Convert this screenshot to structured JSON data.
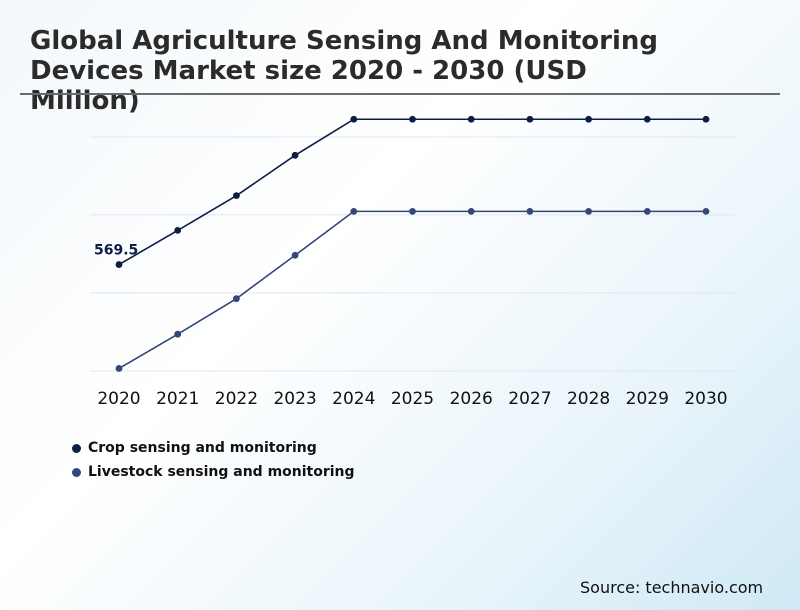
{
  "chart_data": {
    "type": "line",
    "title": "Global Agriculture Sensing And Monitoring Devices Market size 2020 - 2030 (USD Million)",
    "categories": [
      "2020",
      "2021",
      "2022",
      "2023",
      "2024",
      "2025",
      "2026",
      "2027",
      "2028",
      "2029",
      "2030"
    ],
    "series": [
      {
        "name": "Crop sensing and monitoring",
        "color": "#0d1e45",
        "values": [
          569.5,
          704,
          841,
          1000,
          1142,
          1142,
          1142,
          1142,
          1142,
          1142,
          1142
        ]
      },
      {
        "name": "Livestock sensing and monitoring",
        "color": "#34467a",
        "values": [
          160,
          295,
          435,
          606,
          779,
          779,
          779,
          779,
          779,
          779,
          779
        ]
      }
    ],
    "annotations": [
      {
        "series": 0,
        "index": 0,
        "label": "569.5"
      }
    ],
    "ylim": [
      150,
      1143
    ],
    "gridlines": [
      150,
      458,
      765,
      1072
    ],
    "xlabel": "",
    "ylabel": "",
    "legend": "bottom-left"
  },
  "source": "Source: technavio.com"
}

Given instruction >>
Transcribe the whole listing exactly. Pictures stay out of your copy.

Reply >>
Convert this screenshot to structured JSON data.
{
  "chart_data": {
    "type": "line",
    "title": "Global Agriculture Sensing And Monitoring Devices Market size 2020 - 2030 (USD Million)",
    "categories": [
      "2020",
      "2021",
      "2022",
      "2023",
      "2024",
      "2025",
      "2026",
      "2027",
      "2028",
      "2029",
      "2030"
    ],
    "series": [
      {
        "name": "Crop sensing and monitoring",
        "color": "#0d1e45",
        "values": [
          569.5,
          704,
          841,
          1000,
          1142,
          1142,
          1142,
          1142,
          1142,
          1142,
          1142
        ]
      },
      {
        "name": "Livestock sensing and monitoring",
        "color": "#34467a",
        "values": [
          160,
          295,
          435,
          606,
          779,
          779,
          779,
          779,
          779,
          779,
          779
        ]
      }
    ],
    "annotations": [
      {
        "series": 0,
        "index": 0,
        "label": "569.5"
      }
    ],
    "ylim": [
      150,
      1143
    ],
    "gridlines": [
      150,
      458,
      765,
      1072
    ],
    "xlabel": "",
    "ylabel": "",
    "legend": "bottom-left"
  },
  "source": "Source: technavio.com"
}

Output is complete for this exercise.